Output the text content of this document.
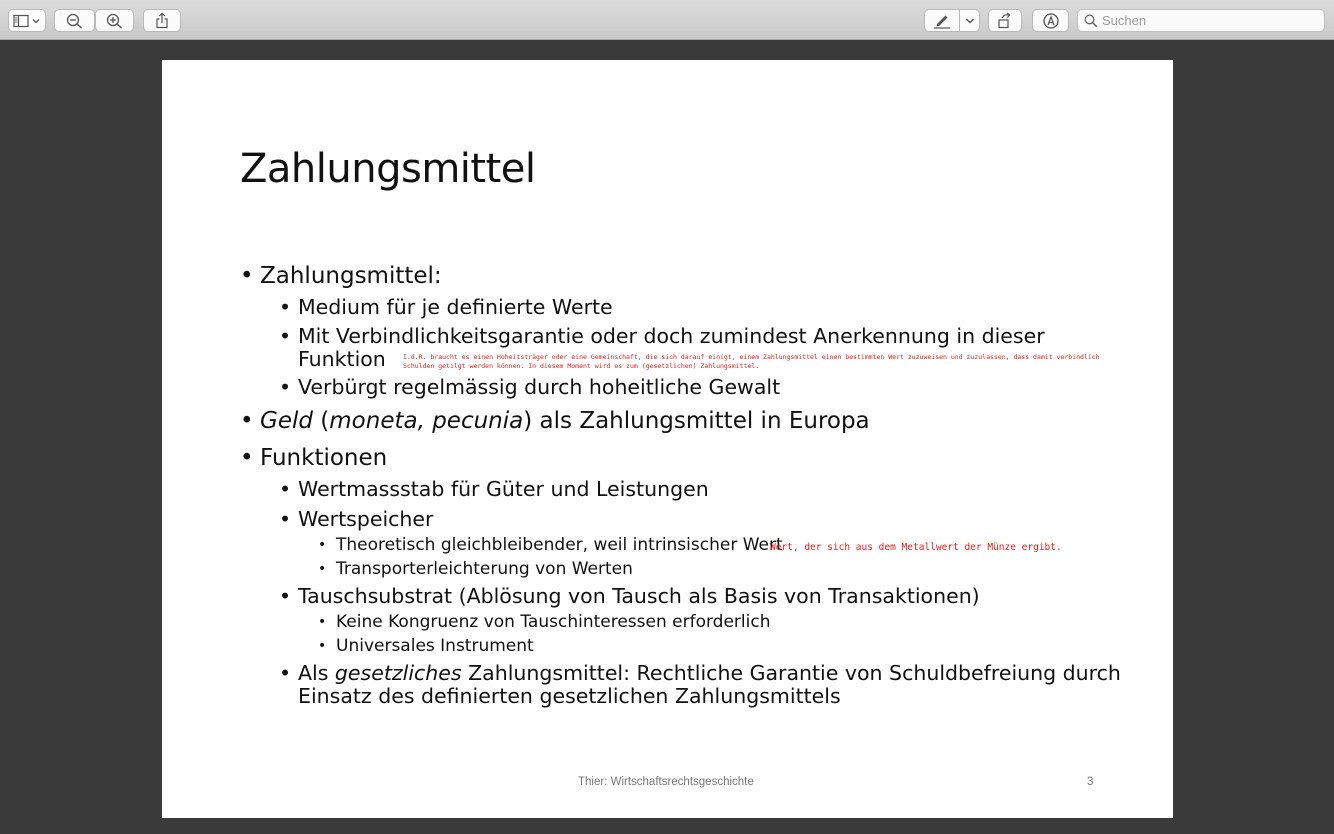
Suchen
Zahlungsmittel
• Zahlungsmittel:
• Medium für je definierte Werte
• Mit Verbindlichkeitsgarantie oder doch zumindest Anerkennung in dieser
Funktion	I.d.R. braucht es einen Hoheitsträger oder eine Gemeinschaft, die sich darauf einigt, einem Zahlungsmittel einen bestimmten Wert zuzuweisen und zuzulassen, dass damit verbindlich
Schulden getilgt werden können. In diesem Moment wird es zum (gesetzlichen) Zahlungsmittel.
• Verbürgt regelmässig durch hoheitliche Gewalt
• Geld (moneta, pecunia) als Zahlungsmittel in Europa
• Funktionen
• Wertmassstab für Güter und Leistungen
• Wertspeicher
• Theoretisch gleichbleibender, weil intrinsischer Wert
Wert, der sich aus dem Metallwert der Münze ergibt.
• Transporterleichterung von Werten
• Tauschsubstrat (Ablösung von Tausch als Basis von Transaktionen)
• Keine Kongruenz von Tauschinteressen erforderlich
• Universales Instrument
• Als gesetzliches Zahlungsmittel: Rechtliche Garantie von Schuldbefreiung durch
Einsatz des definierten gesetzlichen Zahlungsmittels
Thier: Wirtschaftsrechtsgeschichte	3
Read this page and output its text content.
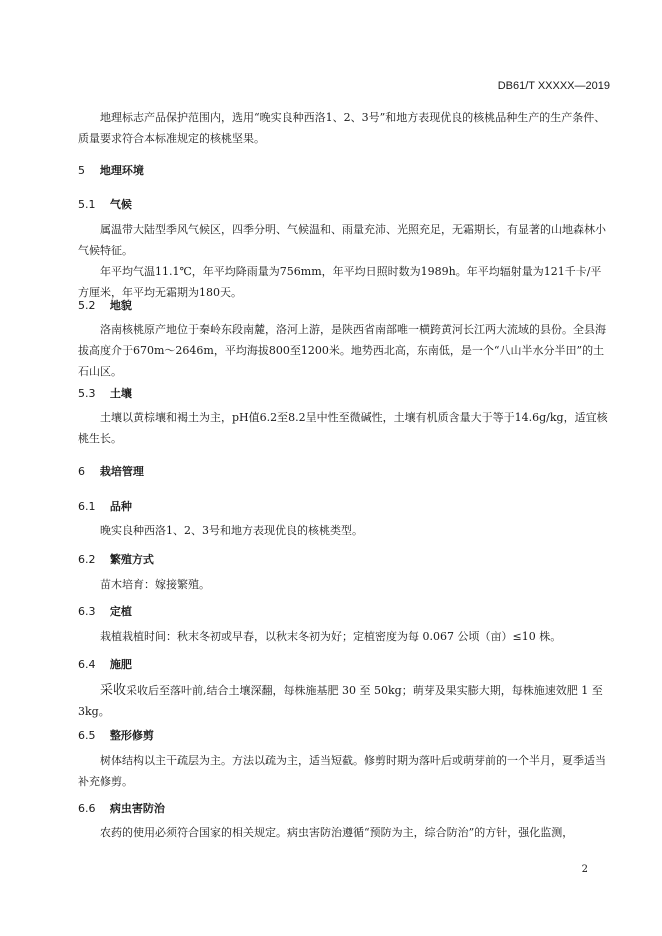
DB61/T XXXXX—2019
地理标志产品保护范围内，选用“晚实良种西洛1、2、3号”和地方表现优良的核桃品种生产的生产条件、质量要求符合本标准规定的核桃坚果。
5 地理环境
5.1 气候
属温带大陆型季风气候区，四季分明、气候温和、雨量充沛、光照充足，无霜期长，有显著的山地森林小气候特征。
年平均气温11.1℃，年平均降雨量为756mm，年平均日照时数为1989h。年平均辐射量为121千卡/平方厘米，年平均无霜期为180天。
5.2 地貌
洛南核桃原产地位于秦岭东段南麓，洛河上游，是陕西省南部唯一横跨黄河长江两大流域的县份。全县海拔高度介于670m～2646m，平均海拔800至1200米。地势西北高，东南低，是一个“八山半水分半田”的土石山区。
5.3 土壤
土壤以黄棕壤和褐土为主，pH值6.2至8.2呈中性至微碱性，土壤有机质含量大于等于14.6g/kg，适宜核桃生长。
6 栽培管理
6.1 品种
晚实良种西洛1、2、3号和地方表现优良的核桃类型。
6.2 繁殖方式
苗木培育：嫁接繁殖。
6.3 定植
栽植栽植时间：秋末冬初或早春，以秋末冬初为好；定植密度为每 0.067 公顷（亩）≤10 株。
6.4 施肥
采收采收后至落叶前,结合土壤深翻，每株施基肥 30 至 50kg；萌芽及果实膨大期，每株施速效肥 1 至 3kg。
6.5 整形修剪
树体结构以主干疏层为主。方法以疏为主，适当短截。修剪时期为落叶后或萌芽前的一个半月，夏季适当补充修剪。
6.6 病虫害防治
农药的使用必须符合国家的相关规定。病虫害防治遵循“预防为主，综合防治”的方针，强化监测，
2
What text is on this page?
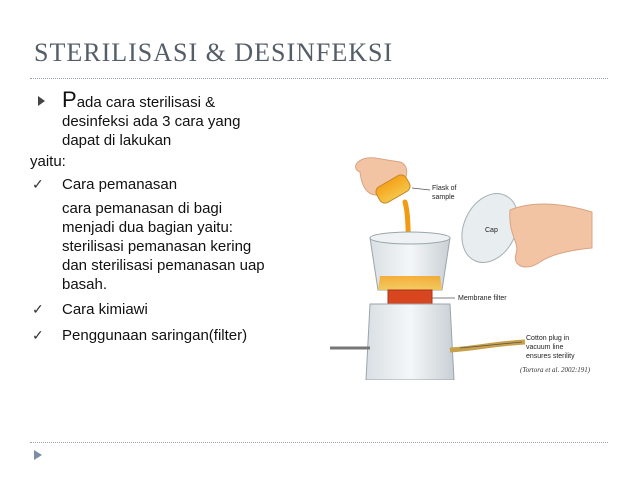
STERILISASI & DESINFEKSI
Pada cara sterilisasi &
desinfeksi ada 3 cara yang
dapat di lakukan
yaitu:
✓	Cara pemanasan
cara pemanasan di bagi
menjadi dua bagian yaitu:
sterilisasi pemanasan kering
dan sterilisasi pemanasan uap
basah.
✓	Cara kimiawi
✓	Penggunaan saringan(filter)
Flask of
sample
Cap
Membrane filter
Cotton plug in
vacuum line
ensures sterility
(Tortora et al. 2002:191)
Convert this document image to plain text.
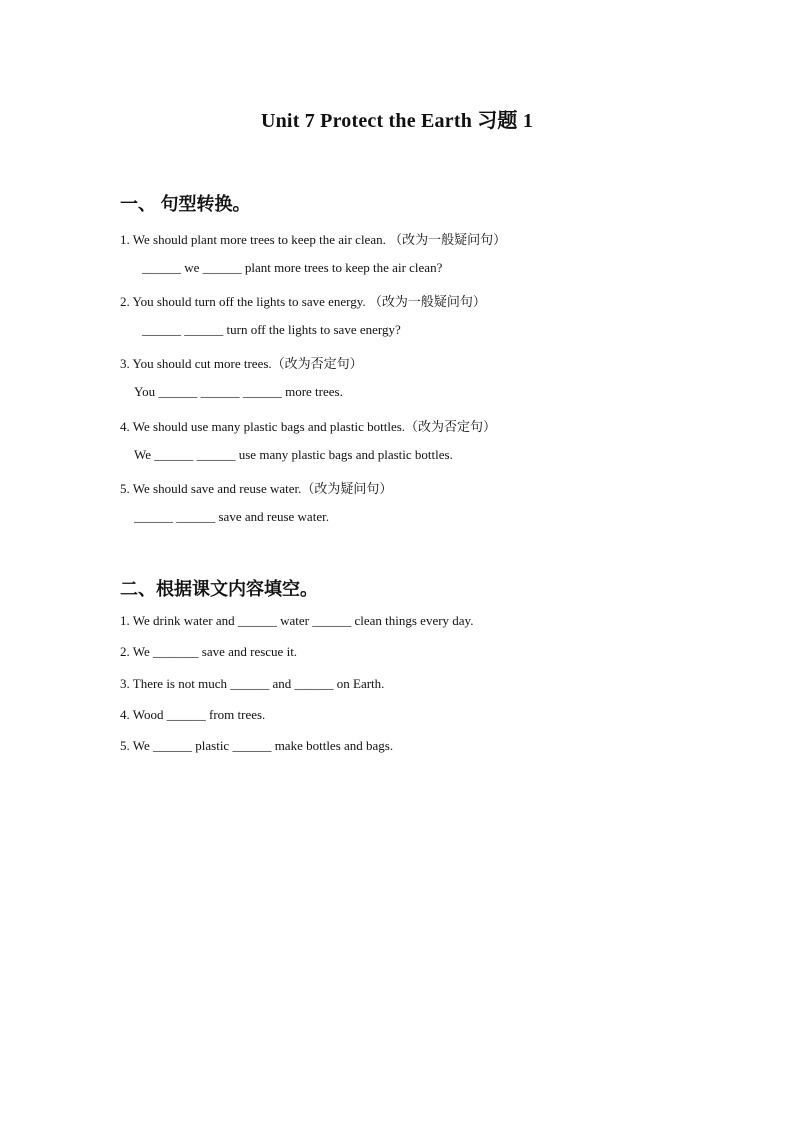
Unit 7 Protect the Earth 习题 1
一、 句型转换。

1. We should plant more trees to keep the air clean. （改为一般疑问句）

______ we ______ plant more trees to keep the air clean?

2. You should turn off the lights to save energy. （改为一般疑问句）

______ ______ turn off the lights to save energy?

3. You should cut more trees.（改为否定句）

You ______ ______ ______ more trees.

4. We should use many plastic bags and plastic bottles.（改为否定句）

We ______ ______ use many plastic bags and plastic bottles.

5. We should save and reuse water.（改为疑问句）

______ ______ save and reuse water.

二、根据课文内容填空。

1. We drink water and ______ water ______ clean things every day.

2. We _______ save and rescue it.

3. There is not much ______ and ______ on Earth.

4. Wood ______ from trees.

5. We ______ plastic ______ make bottles and bags.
◆ ◆ ◆ ◆
* **Stated exercise**: Gather up the lines containing the word "turn" from these records and copy them.

* **Solved exercise**:
2. You should turn off the lights to save energy. （改为一般疑问句）
______ ______ turn off the lights to save energy?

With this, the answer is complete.